■ **WHAT IS EXPECTED**:
Every entry that follows needs to be repeated exactly.

(Saved entries)
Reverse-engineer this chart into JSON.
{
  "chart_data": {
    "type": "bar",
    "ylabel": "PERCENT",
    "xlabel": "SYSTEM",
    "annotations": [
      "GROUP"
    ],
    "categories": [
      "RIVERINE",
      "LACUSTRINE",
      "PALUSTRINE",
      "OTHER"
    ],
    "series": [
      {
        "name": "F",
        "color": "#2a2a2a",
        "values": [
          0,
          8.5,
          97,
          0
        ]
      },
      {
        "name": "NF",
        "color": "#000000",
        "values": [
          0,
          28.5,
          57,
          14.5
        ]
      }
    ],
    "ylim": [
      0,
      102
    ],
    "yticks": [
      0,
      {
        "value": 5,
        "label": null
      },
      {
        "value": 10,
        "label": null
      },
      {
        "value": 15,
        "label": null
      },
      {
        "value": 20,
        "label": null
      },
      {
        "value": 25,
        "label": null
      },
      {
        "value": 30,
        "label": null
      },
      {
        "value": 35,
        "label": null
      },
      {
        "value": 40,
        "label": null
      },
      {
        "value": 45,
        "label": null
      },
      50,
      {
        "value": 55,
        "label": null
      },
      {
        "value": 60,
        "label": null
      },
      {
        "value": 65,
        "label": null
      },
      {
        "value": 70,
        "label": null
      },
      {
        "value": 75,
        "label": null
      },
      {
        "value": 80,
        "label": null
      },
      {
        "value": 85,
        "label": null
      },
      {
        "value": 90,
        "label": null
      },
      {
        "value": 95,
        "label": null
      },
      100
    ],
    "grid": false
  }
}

■ **OUTPUT OF THE TASK**:
Reverse-engineer this chart into JSON.
{
  "chart_data": {
    "type": "bar",
    "ylabel": "PERCENT",
    "xlabel": "SYSTEM",
    "annotations": [
      "GROUP"
    ],
    "categories": [
      "RIVERINE",
      "LACUSTRINE",
      "PALUSTRINE",
      "OTHER"
    ],
    "series": [
      {
        "name": "F",
        "color": "#2a2a2a",
        "values": [
          0,
          8.5,
          97,
          0
        ]
      },
      {
        "name": "NF",
        "color": "#000000",
        "values": [
          0,
          28.5,
          57,
          14.5
        ]
      }
    ],
    "ylim": [
      0,
      102
    ],
    "yticks": [
      0,
      {
        "value": 5,
        "label": null
      },
      {
        "value": 10,
        "label": null
      },
      {
        "value": 15,
        "label": null
      },
      {
        "value": 20,
        "label": null
      },
      {
        "value": 25,
        "label": null
      },
      {
        "value": 30,
        "label": null
      },
      {
        "value": 35,
        "label": null
      },
      {
        "value": 40,
        "label": null
      },
      {
        "value": 45,
        "label": null
      },
      50,
      {
        "value": 55,
        "label": null
      },
      {
        "value": 60,
        "label": null
      },
      {
        "value": 65,
        "label": null
      },
      {
        "value": 70,
        "label": null
      },
      {
        "value": 75,
        "label": null
      },
      {
        "value": 80,
        "label": null
      },
      {
        "value": 85,
        "label": null
      },
      {
        "value": 90,
        "label": null
      },
      {
        "value": 95,
        "label": null
      },
      100
    ],
    "grid": false
  }
}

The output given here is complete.